Listed entries —
====
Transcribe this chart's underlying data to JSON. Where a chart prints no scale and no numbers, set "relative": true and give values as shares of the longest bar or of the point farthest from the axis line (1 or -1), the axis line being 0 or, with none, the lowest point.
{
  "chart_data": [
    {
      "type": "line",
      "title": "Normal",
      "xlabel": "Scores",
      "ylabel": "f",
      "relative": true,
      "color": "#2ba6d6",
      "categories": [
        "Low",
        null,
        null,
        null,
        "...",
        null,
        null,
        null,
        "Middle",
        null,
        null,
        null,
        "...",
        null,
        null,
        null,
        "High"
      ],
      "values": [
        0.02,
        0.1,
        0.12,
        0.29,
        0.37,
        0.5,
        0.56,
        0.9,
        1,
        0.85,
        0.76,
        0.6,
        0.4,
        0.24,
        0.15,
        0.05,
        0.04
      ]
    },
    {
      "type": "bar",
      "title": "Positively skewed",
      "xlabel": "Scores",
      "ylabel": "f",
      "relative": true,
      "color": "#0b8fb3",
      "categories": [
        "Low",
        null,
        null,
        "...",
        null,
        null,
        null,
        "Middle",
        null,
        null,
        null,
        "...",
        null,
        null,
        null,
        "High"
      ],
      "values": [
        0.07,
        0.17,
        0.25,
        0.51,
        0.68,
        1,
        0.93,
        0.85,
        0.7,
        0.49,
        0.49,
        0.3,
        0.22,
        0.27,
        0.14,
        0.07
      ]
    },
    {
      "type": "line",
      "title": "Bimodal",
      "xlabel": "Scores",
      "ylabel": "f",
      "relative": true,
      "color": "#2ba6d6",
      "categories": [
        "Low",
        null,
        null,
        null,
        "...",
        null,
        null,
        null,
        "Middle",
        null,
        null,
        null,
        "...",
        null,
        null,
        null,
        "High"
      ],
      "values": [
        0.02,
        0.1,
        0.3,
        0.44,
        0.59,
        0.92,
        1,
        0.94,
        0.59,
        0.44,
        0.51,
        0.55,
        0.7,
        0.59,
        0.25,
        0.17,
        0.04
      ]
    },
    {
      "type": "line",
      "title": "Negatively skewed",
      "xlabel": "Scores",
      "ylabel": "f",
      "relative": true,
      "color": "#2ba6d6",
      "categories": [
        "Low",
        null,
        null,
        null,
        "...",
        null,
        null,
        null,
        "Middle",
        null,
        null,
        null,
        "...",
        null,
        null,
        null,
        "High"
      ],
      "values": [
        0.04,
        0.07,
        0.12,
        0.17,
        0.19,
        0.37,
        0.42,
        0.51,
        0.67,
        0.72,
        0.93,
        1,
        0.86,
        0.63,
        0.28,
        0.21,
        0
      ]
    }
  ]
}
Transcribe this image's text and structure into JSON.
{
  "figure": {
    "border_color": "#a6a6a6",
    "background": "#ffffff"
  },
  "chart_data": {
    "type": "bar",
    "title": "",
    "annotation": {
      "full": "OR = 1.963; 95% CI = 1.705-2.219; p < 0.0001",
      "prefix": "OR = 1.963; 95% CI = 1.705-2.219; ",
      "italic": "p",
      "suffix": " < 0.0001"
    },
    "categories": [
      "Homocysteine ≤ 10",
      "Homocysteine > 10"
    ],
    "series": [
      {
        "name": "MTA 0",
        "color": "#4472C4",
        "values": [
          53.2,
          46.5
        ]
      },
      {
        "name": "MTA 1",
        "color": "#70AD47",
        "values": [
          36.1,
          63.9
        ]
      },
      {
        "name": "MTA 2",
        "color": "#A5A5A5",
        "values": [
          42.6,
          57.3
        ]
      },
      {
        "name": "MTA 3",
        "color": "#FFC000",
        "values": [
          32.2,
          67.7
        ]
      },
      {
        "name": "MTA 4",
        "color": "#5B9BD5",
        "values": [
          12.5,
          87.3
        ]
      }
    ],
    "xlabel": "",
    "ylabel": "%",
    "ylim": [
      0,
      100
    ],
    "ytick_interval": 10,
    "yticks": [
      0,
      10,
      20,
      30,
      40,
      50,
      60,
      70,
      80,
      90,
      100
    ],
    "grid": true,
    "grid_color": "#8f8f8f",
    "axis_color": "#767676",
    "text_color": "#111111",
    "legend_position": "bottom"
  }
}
====
Requirement — Repeat every entry exactly, please.

Expected answer —
Transcribe this chart's underlying data to JSON. Where a chart prints no scale and no numbers, set "relative": true and give values as shares of the longest bar or of the point farthest from the axis line (1 or -1), the axis line being 0 or, with none, the lowest point.
{
  "chart_data": [
    {
      "type": "line",
      "title": "Normal",
      "xlabel": "Scores",
      "ylabel": "f",
      "relative": true,
      "color": "#2ba6d6",
      "categories": [
        "Low",
        null,
        null,
        null,
        "...",
        null,
        null,
        null,
        "Middle",
        null,
        null,
        null,
        "...",
        null,
        null,
        null,
        "High"
      ],
      "values": [
        0.02,
        0.1,
        0.12,
        0.29,
        0.37,
        0.5,
        0.56,
        0.9,
        1,
        0.85,
        0.76,
        0.6,
        0.4,
        0.24,
        0.15,
        0.05,
        0.04
      ]
    },
    {
      "type": "bar",
      "title": "Positively skewed",
      "xlabel": "Scores",
      "ylabel": "f",
      "relative": true,
      "color": "#0b8fb3",
      "categories": [
        "Low",
        null,
        null,
        "...",
        null,
        null,
        null,
        "Middle",
        null,
        null,
        null,
        "...",
        null,
        null,
        null,
        "High"
      ],
      "values": [
        0.07,
        0.17,
        0.25,
        0.51,
        0.68,
        1,
        0.93,
        0.85,
        0.7,
        0.49,
        0.49,
        0.3,
        0.22,
        0.27,
        0.14,
        0.07
      ]
    },
    {
      "type": "line",
      "title": "Bimodal",
      "xlabel": "Scores",
      "ylabel": "f",
      "relative": true,
      "color": "#2ba6d6",
      "categories": [
        "Low",
        null,
        null,
        null,
        "...",
        null,
        null,
        null,
        "Middle",
        null,
        null,
        null,
        "...",
        null,
        null,
        null,
        "High"
      ],
      "values": [
        0.02,
        0.1,
        0.3,
        0.44,
        0.59,
        0.92,
        1,
        0.94,
        0.59,
        0.44,
        0.51,
        0.55,
        0.7,
        0.59,
        0.25,
        0.17,
        0.04
      ]
    },
    {
      "type": "line",
      "title": "Negatively skewed",
      "xlabel": "Scores",
      "ylabel": "f",
      "relative": true,
      "color": "#2ba6d6",
      "categories": [
        "Low",
        null,
        null,
        null,
        "...",
        null,
        null,
        null,
        "Middle",
        null,
        null,
        null,
        "...",
        null,
        null,
        null,
        "High"
      ],
      "values": [
        0.04,
        0.07,
        0.12,
        0.17,
        0.19,
        0.37,
        0.42,
        0.51,
        0.67,
        0.72,
        0.93,
        1,
        0.86,
        0.63,
        0.28,
        0.21,
        0
      ]
    }
  ]
}
Transcribe this image's text and structure into JSON.
{
  "figure": {
    "border_color": "#a6a6a6",
    "background": "#ffffff"
  },
  "chart_data": {
    "type": "bar",
    "title": "",
    "annotation": {
      "full": "OR = 1.963; 95% CI = 1.705-2.219; p < 0.0001",
      "prefix": "OR = 1.963; 95% CI = 1.705-2.219; ",
      "italic": "p",
      "suffix": " < 0.0001"
    },
    "categories": [
      "Homocysteine ≤ 10",
      "Homocysteine > 10"
    ],
    "series": [
      {
        "name": "MTA 0",
        "color": "#4472C4",
        "values": [
          53.2,
          46.5
        ]
      },
      {
        "name": "MTA 1",
        "color": "#70AD47",
        "values": [
          36.1,
          63.9
        ]
      },
      {
        "name": "MTA 2",
        "color": "#A5A5A5",
        "values": [
          42.6,
          57.3
        ]
      },
      {
        "name": "MTA 3",
        "color": "#FFC000",
        "values": [
          32.2,
          67.7
        ]
      },
      {
        "name": "MTA 4",
        "color": "#5B9BD5",
        "values": [
          12.5,
          87.3
        ]
      }
    ],
    "xlabel": "",
    "ylabel": "%",
    "ylim": [
      0,
      100
    ],
    "ytick_interval": 10,
    "yticks": [
      0,
      10,
      20,
      30,
      40,
      50,
      60,
      70,
      80,
      90,
      100
    ],
    "grid": true,
    "grid_color": "#8f8f8f",
    "axis_color": "#767676",
    "text_color": "#111111",
    "legend_position": "bottom"
  }
}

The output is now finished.